Reproduce the data that follows in its entirety, character for character.
.....
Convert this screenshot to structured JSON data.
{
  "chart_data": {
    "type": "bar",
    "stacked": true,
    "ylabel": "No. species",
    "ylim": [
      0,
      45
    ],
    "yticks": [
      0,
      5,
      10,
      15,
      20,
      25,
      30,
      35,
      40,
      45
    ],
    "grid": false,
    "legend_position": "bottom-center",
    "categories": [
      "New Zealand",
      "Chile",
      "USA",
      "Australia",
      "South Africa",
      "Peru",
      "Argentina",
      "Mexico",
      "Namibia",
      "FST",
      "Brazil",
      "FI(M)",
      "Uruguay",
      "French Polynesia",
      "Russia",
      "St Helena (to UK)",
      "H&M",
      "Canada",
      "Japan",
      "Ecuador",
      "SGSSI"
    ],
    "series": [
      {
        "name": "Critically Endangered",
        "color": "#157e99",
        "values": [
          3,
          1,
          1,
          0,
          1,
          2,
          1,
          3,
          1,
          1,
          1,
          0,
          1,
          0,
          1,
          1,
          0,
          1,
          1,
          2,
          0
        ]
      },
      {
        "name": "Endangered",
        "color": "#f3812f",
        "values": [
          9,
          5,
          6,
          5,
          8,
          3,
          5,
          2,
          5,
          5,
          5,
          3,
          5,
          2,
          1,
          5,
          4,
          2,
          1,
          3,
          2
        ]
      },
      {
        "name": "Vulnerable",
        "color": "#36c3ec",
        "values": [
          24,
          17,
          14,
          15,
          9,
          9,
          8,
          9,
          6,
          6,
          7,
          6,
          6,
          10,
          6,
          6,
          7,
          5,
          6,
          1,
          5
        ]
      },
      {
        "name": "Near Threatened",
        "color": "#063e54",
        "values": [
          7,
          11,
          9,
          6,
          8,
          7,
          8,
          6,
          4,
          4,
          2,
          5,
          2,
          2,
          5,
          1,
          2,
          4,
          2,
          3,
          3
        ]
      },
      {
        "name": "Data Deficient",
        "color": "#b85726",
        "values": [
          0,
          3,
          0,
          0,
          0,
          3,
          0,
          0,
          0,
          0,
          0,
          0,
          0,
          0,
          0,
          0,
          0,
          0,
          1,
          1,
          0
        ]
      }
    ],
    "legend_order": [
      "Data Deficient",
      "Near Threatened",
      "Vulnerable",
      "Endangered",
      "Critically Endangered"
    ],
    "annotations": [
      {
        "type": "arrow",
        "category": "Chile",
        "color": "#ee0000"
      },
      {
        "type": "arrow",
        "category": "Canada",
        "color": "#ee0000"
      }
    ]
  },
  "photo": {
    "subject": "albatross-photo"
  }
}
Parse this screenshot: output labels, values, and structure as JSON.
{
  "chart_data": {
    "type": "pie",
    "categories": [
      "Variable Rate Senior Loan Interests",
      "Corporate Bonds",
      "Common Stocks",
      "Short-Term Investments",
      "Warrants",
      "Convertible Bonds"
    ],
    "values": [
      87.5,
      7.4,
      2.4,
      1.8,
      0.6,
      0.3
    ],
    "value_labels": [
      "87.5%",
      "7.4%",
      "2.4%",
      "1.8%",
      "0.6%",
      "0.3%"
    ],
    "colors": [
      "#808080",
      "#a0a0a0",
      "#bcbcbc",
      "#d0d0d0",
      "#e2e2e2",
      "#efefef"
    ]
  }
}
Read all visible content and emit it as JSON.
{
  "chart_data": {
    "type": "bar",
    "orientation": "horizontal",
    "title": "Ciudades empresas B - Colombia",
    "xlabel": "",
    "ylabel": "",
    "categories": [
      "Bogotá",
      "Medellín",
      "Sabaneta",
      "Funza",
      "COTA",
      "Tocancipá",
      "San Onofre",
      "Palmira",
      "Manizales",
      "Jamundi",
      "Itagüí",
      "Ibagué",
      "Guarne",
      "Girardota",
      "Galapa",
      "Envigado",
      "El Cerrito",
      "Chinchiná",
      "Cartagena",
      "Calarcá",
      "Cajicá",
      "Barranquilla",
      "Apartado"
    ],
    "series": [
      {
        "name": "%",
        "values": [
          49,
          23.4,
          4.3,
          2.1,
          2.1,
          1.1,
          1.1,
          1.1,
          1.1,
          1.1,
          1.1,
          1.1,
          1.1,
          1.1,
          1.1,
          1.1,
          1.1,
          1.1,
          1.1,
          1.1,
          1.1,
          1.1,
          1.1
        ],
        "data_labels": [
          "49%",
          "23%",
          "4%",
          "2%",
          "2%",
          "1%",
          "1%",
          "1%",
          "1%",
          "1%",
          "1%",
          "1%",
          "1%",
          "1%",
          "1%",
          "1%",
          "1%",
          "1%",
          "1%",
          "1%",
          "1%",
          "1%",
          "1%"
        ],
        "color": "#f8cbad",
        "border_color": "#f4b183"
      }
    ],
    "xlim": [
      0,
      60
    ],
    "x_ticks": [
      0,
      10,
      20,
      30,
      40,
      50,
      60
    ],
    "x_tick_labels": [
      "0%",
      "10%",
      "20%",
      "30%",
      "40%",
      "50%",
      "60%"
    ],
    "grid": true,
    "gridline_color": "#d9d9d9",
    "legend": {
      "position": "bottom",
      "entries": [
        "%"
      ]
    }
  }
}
.....
Solution to the exercise:
Convert this screenshot to structured JSON data.
{
  "chart_data": {
    "type": "bar",
    "stacked": true,
    "ylabel": "No. species",
    "ylim": [
      0,
      45
    ],
    "yticks": [
      0,
      5,
      10,
      15,
      20,
      25,
      30,
      35,
      40,
      45
    ],
    "grid": false,
    "legend_position": "bottom-center",
    "categories": [
      "New Zealand",
      "Chile",
      "USA",
      "Australia",
      "South Africa",
      "Peru",
      "Argentina",
      "Mexico",
      "Namibia",
      "FST",
      "Brazil",
      "FI(M)",
      "Uruguay",
      "French Polynesia",
      "Russia",
      "St Helena (to UK)",
      "H&M",
      "Canada",
      "Japan",
      "Ecuador",
      "SGSSI"
    ],
    "series": [
      {
        "name": "Critically Endangered",
        "color": "#157e99",
        "values": [
          3,
          1,
          1,
          0,
          1,
          2,
          1,
          3,
          1,
          1,
          1,
          0,
          1,
          0,
          1,
          1,
          0,
          1,
          1,
          2,
          0
        ]
      },
      {
        "name": "Endangered",
        "color": "#f3812f",
        "values": [
          9,
          5,
          6,
          5,
          8,
          3,
          5,
          2,
          5,
          5,
          5,
          3,
          5,
          2,
          1,
          5,
          4,
          2,
          1,
          3,
          2
        ]
      },
      {
        "name": "Vulnerable",
        "color": "#36c3ec",
        "values": [
          24,
          17,
          14,
          15,
          9,
          9,
          8,
          9,
          6,
          6,
          7,
          6,
          6,
          10,
          6,
          6,
          7,
          5,
          6,
          1,
          5
        ]
      },
      {
        "name": "Near Threatened",
        "color": "#063e54",
        "values": [
          7,
          11,
          9,
          6,
          8,
          7,
          8,
          6,
          4,
          4,
          2,
          5,
          2,
          2,
          5,
          1,
          2,
          4,
          2,
          3,
          3
        ]
      },
      {
        "name": "Data Deficient",
        "color": "#b85726",
        "values": [
          0,
          3,
          0,
          0,
          0,
          3,
          0,
          0,
          0,
          0,
          0,
          0,
          0,
          0,
          0,
          0,
          0,
          0,
          1,
          1,
          0
        ]
      }
    ],
    "legend_order": [
      "Data Deficient",
      "Near Threatened",
      "Vulnerable",
      "Endangered",
      "Critically Endangered"
    ],
    "annotations": [
      {
        "type": "arrow",
        "category": "Chile",
        "color": "#ee0000"
      },
      {
        "type": "arrow",
        "category": "Canada",
        "color": "#ee0000"
      }
    ]
  },
  "photo": {
    "subject": "albatross-photo"
  }
}
Parse this screenshot: output labels, values, and structure as JSON.
{
  "chart_data": {
    "type": "pie",
    "categories": [
      "Variable Rate Senior Loan Interests",
      "Corporate Bonds",
      "Common Stocks",
      "Short-Term Investments",
      "Warrants",
      "Convertible Bonds"
    ],
    "values": [
      87.5,
      7.4,
      2.4,
      1.8,
      0.6,
      0.3
    ],
    "value_labels": [
      "87.5%",
      "7.4%",
      "2.4%",
      "1.8%",
      "0.6%",
      "0.3%"
    ],
    "colors": [
      "#808080",
      "#a0a0a0",
      "#bcbcbc",
      "#d0d0d0",
      "#e2e2e2",
      "#efefef"
    ]
  }
}
Read all visible content and emit it as JSON.
{
  "chart_data": {
    "type": "bar",
    "orientation": "horizontal",
    "title": "Ciudades empresas B - Colombia",
    "xlabel": "",
    "ylabel": "",
    "categories": [
      "Bogotá",
      "Medellín",
      "Sabaneta",
      "Funza",
      "COTA",
      "Tocancipá",
      "San Onofre",
      "Palmira",
      "Manizales",
      "Jamundi",
      "Itagüí",
      "Ibagué",
      "Guarne",
      "Girardota",
      "Galapa",
      "Envigado",
      "El Cerrito",
      "Chinchiná",
      "Cartagena",
      "Calarcá",
      "Cajicá",
      "Barranquilla",
      "Apartado"
    ],
    "series": [
      {
        "name": "%",
        "values": [
          49,
          23.4,
          4.3,
          2.1,
          2.1,
          1.1,
          1.1,
          1.1,
          1.1,
          1.1,
          1.1,
          1.1,
          1.1,
          1.1,
          1.1,
          1.1,
          1.1,
          1.1,
          1.1,
          1.1,
          1.1,
          1.1,
          1.1
        ],
        "data_labels": [
          "49%",
          "23%",
          "4%",
          "2%",
          "2%",
          "1%",
          "1%",
          "1%",
          "1%",
          "1%",
          "1%",
          "1%",
          "1%",
          "1%",
          "1%",
          "1%",
          "1%",
          "1%",
          "1%",
          "1%",
          "1%",
          "1%",
          "1%"
        ],
        "color": "#f8cbad",
        "border_color": "#f4b183"
      }
    ],
    "xlim": [
      0,
      60
    ],
    "x_ticks": [
      0,
      10,
      20,
      30,
      40,
      50,
      60
    ],
    "x_tick_labels": [
      "0%",
      "10%",
      "20%",
      "30%",
      "40%",
      "50%",
      "60%"
    ],
    "grid": true,
    "gridline_color": "#d9d9d9",
    "legend": {
      "position": "bottom",
      "entries": [
        "%"
      ]
    }
  }
}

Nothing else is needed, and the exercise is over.